# Input rows start
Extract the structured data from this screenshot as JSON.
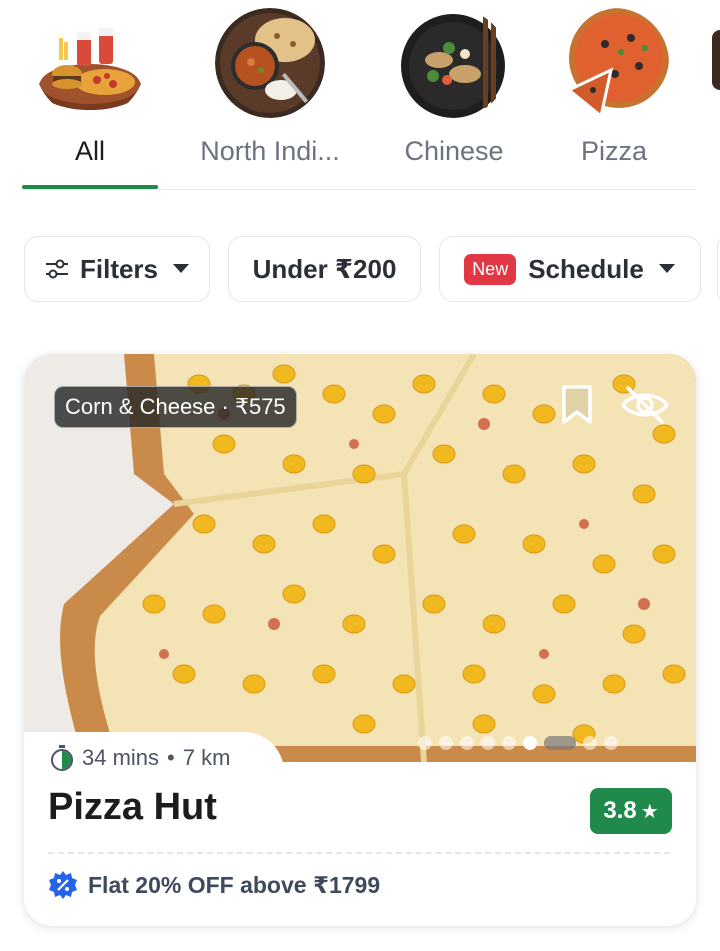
{
  "categories": [
    {
      "label": "All",
      "icon": "all-food-icon",
      "active": true
    },
    {
      "label": "North Indi...",
      "icon": "north-indian-food-icon",
      "active": false
    },
    {
      "label": "Chinese",
      "icon": "chinese-food-icon",
      "active": false
    },
    {
      "label": "Pizza",
      "icon": "pizza-food-icon",
      "active": false
    }
  ],
  "filters": {
    "filters_label": "Filters",
    "under_label": "Under ₹200",
    "new_badge": "New",
    "schedule_label": "Schedule"
  },
  "restaurant": {
    "dish_tag": "Corn & Cheese · ₹575",
    "eta_time": "34 mins",
    "eta_distance": "7 km",
    "name": "Pizza Hut",
    "rating": "3.8",
    "offer": "Flat 20% OFF above ₹1799",
    "image_slides": 9,
    "active_slide": 6
  },
  "colors": {
    "accent_green": "#1f8a4c",
    "new_badge_red": "#e23744",
    "offer_blue": "#2563eb"
  }
}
# Input rows end
▶ **Task statement**
Copy the material shown above in full and exactly. Skip the pictures.

▶ **Full response**
Extract the structured data from this screenshot as JSON.
{
  "categories": [
    {
      "label": "All",
      "icon": "all-food-icon",
      "active": true
    },
    {
      "label": "North Indi...",
      "icon": "north-indian-food-icon",
      "active": false
    },
    {
      "label": "Chinese",
      "icon": "chinese-food-icon",
      "active": false
    },
    {
      "label": "Pizza",
      "icon": "pizza-food-icon",
      "active": false
    }
  ],
  "filters": {
    "filters_label": "Filters",
    "under_label": "Under ₹200",
    "new_badge": "New",
    "schedule_label": "Schedule"
  },
  "restaurant": {
    "dish_tag": "Corn & Cheese · ₹575",
    "eta_time": "34 mins",
    "eta_distance": "7 km",
    "name": "Pizza Hut",
    "rating": "3.8",
    "offer": "Flat 20% OFF above ₹1799",
    "image_slides": 9,
    "active_slide": 6
  },
  "colors": {
    "accent_green": "#1f8a4c",
    "new_badge_red": "#e23744",
    "offer_blue": "#2563eb"
  }
}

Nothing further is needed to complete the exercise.